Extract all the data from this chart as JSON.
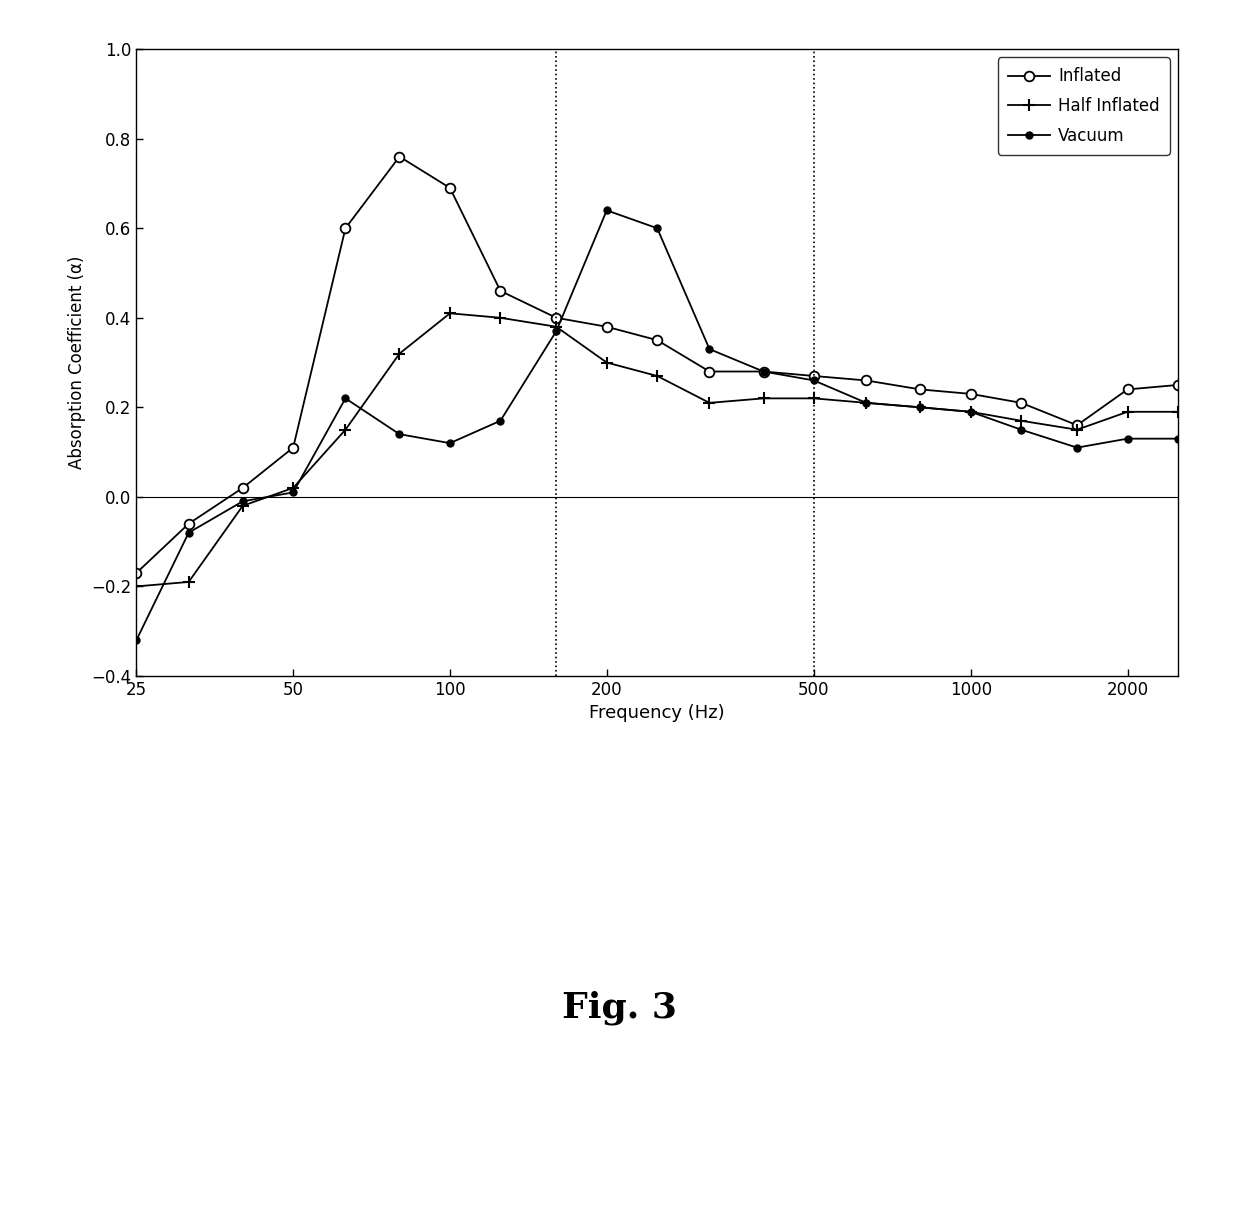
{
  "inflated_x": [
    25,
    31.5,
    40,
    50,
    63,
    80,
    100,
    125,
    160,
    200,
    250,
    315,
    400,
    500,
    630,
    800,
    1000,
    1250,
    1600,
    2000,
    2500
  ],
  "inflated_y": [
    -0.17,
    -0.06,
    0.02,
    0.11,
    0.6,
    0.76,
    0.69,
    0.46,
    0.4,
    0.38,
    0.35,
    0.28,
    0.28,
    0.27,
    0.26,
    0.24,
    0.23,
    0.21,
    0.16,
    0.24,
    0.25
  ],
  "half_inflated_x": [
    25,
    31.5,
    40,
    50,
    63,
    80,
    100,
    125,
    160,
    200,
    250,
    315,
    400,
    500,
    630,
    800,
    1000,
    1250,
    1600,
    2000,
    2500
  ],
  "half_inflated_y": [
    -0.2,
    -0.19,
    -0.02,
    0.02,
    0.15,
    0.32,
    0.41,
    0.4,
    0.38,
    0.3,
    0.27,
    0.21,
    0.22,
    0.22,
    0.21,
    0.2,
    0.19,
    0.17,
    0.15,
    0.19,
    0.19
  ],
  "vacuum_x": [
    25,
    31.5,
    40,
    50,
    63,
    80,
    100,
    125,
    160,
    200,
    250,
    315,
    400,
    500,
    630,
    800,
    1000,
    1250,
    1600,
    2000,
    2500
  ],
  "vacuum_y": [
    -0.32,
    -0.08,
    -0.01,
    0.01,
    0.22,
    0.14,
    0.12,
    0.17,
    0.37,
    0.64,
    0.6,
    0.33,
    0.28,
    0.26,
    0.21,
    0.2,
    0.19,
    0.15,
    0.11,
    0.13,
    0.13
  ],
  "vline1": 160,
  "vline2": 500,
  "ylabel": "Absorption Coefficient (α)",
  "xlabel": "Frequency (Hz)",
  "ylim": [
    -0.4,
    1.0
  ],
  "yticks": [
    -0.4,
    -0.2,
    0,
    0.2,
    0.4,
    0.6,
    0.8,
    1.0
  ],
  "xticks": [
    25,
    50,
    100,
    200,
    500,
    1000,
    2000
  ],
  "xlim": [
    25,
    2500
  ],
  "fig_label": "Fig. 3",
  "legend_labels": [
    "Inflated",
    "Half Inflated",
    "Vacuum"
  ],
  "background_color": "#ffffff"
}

- Problem
Copy the listing word for word, excluding its pictures.

- Exercise response
Extract all the data from this chart as JSON.
{
  "inflated_x": [
    25,
    31.5,
    40,
    50,
    63,
    80,
    100,
    125,
    160,
    200,
    250,
    315,
    400,
    500,
    630,
    800,
    1000,
    1250,
    1600,
    2000,
    2500
  ],
  "inflated_y": [
    -0.17,
    -0.06,
    0.02,
    0.11,
    0.6,
    0.76,
    0.69,
    0.46,
    0.4,
    0.38,
    0.35,
    0.28,
    0.28,
    0.27,
    0.26,
    0.24,
    0.23,
    0.21,
    0.16,
    0.24,
    0.25
  ],
  "half_inflated_x": [
    25,
    31.5,
    40,
    50,
    63,
    80,
    100,
    125,
    160,
    200,
    250,
    315,
    400,
    500,
    630,
    800,
    1000,
    1250,
    1600,
    2000,
    2500
  ],
  "half_inflated_y": [
    -0.2,
    -0.19,
    -0.02,
    0.02,
    0.15,
    0.32,
    0.41,
    0.4,
    0.38,
    0.3,
    0.27,
    0.21,
    0.22,
    0.22,
    0.21,
    0.2,
    0.19,
    0.17,
    0.15,
    0.19,
    0.19
  ],
  "vacuum_x": [
    25,
    31.5,
    40,
    50,
    63,
    80,
    100,
    125,
    160,
    200,
    250,
    315,
    400,
    500,
    630,
    800,
    1000,
    1250,
    1600,
    2000,
    2500
  ],
  "vacuum_y": [
    -0.32,
    -0.08,
    -0.01,
    0.01,
    0.22,
    0.14,
    0.12,
    0.17,
    0.37,
    0.64,
    0.6,
    0.33,
    0.28,
    0.26,
    0.21,
    0.2,
    0.19,
    0.15,
    0.11,
    0.13,
    0.13
  ],
  "vline1": 160,
  "vline2": 500,
  "ylabel": "Absorption Coefficient (α)",
  "xlabel": "Frequency (Hz)",
  "ylim": [
    -0.4,
    1.0
  ],
  "yticks": [
    -0.4,
    -0.2,
    0,
    0.2,
    0.4,
    0.6,
    0.8,
    1.0
  ],
  "xticks": [
    25,
    50,
    100,
    200,
    500,
    1000,
    2000
  ],
  "xlim": [
    25,
    2500
  ],
  "fig_label": "Fig. 3",
  "legend_labels": [
    "Inflated",
    "Half Inflated",
    "Vacuum"
  ],
  "background_color": "#ffffff"
}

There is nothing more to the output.